#### [Exercise goal]
Entries follow. Set all of them down as they stand.

'''

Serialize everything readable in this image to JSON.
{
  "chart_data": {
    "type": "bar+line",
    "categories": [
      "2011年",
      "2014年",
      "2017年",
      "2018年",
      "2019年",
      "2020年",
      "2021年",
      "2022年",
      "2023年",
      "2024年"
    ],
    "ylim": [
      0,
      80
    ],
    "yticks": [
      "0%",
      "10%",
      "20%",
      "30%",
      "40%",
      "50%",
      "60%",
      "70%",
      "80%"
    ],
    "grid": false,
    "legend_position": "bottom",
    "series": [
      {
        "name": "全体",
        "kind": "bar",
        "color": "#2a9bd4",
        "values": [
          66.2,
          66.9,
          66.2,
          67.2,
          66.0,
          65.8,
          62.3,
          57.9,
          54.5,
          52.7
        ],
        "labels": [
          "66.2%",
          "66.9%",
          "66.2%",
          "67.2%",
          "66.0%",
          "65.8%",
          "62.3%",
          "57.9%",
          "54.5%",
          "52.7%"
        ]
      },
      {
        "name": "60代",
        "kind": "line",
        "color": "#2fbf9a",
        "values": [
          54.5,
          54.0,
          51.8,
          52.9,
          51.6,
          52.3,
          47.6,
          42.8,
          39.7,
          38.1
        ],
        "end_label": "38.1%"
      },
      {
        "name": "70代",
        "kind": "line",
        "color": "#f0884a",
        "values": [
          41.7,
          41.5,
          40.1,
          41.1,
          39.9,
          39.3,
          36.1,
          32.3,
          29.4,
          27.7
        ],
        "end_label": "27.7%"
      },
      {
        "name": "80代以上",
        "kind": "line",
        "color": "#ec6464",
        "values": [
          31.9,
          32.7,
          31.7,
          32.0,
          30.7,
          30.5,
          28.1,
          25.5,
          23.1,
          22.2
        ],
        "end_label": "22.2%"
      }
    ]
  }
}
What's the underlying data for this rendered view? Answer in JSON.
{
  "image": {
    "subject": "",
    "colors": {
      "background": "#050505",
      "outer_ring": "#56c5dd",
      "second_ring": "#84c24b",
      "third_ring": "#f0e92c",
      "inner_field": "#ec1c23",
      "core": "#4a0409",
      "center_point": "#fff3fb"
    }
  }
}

'''

#### [Response for this exercise]
Serialize everything readable in this image to JSON.
{
  "chart_data": {
    "type": "bar+line",
    "categories": [
      "2011年",
      "2014年",
      "2017年",
      "2018年",
      "2019年",
      "2020年",
      "2021年",
      "2022年",
      "2023年",
      "2024年"
    ],
    "ylim": [
      0,
      80
    ],
    "yticks": [
      "0%",
      "10%",
      "20%",
      "30%",
      "40%",
      "50%",
      "60%",
      "70%",
      "80%"
    ],
    "grid": false,
    "legend_position": "bottom",
    "series": [
      {
        "name": "全体",
        "kind": "bar",
        "color": "#2a9bd4",
        "values": [
          66.2,
          66.9,
          66.2,
          67.2,
          66.0,
          65.8,
          62.3,
          57.9,
          54.5,
          52.7
        ],
        "labels": [
          "66.2%",
          "66.9%",
          "66.2%",
          "67.2%",
          "66.0%",
          "65.8%",
          "62.3%",
          "57.9%",
          "54.5%",
          "52.7%"
        ]
      },
      {
        "name": "60代",
        "kind": "line",
        "color": "#2fbf9a",
        "values": [
          54.5,
          54.0,
          51.8,
          52.9,
          51.6,
          52.3,
          47.6,
          42.8,
          39.7,
          38.1
        ],
        "end_label": "38.1%"
      },
      {
        "name": "70代",
        "kind": "line",
        "color": "#f0884a",
        "values": [
          41.7,
          41.5,
          40.1,
          41.1,
          39.9,
          39.3,
          36.1,
          32.3,
          29.4,
          27.7
        ],
        "end_label": "27.7%"
      },
      {
        "name": "80代以上",
        "kind": "line",
        "color": "#ec6464",
        "values": [
          31.9,
          32.7,
          31.7,
          32.0,
          30.7,
          30.5,
          28.1,
          25.5,
          23.1,
          22.2
        ],
        "end_label": "22.2%"
      }
    ]
  }
}
What's the underlying data for this rendered view? Answer in JSON.
{
  "image": {
    "subject": "",
    "colors": {
      "background": "#050505",
      "outer_ring": "#56c5dd",
      "second_ring": "#84c24b",
      "third_ring": "#f0e92c",
      "inner_field": "#ec1c23",
      "core": "#4a0409",
      "center_point": "#fff3fb"
    }
  }
}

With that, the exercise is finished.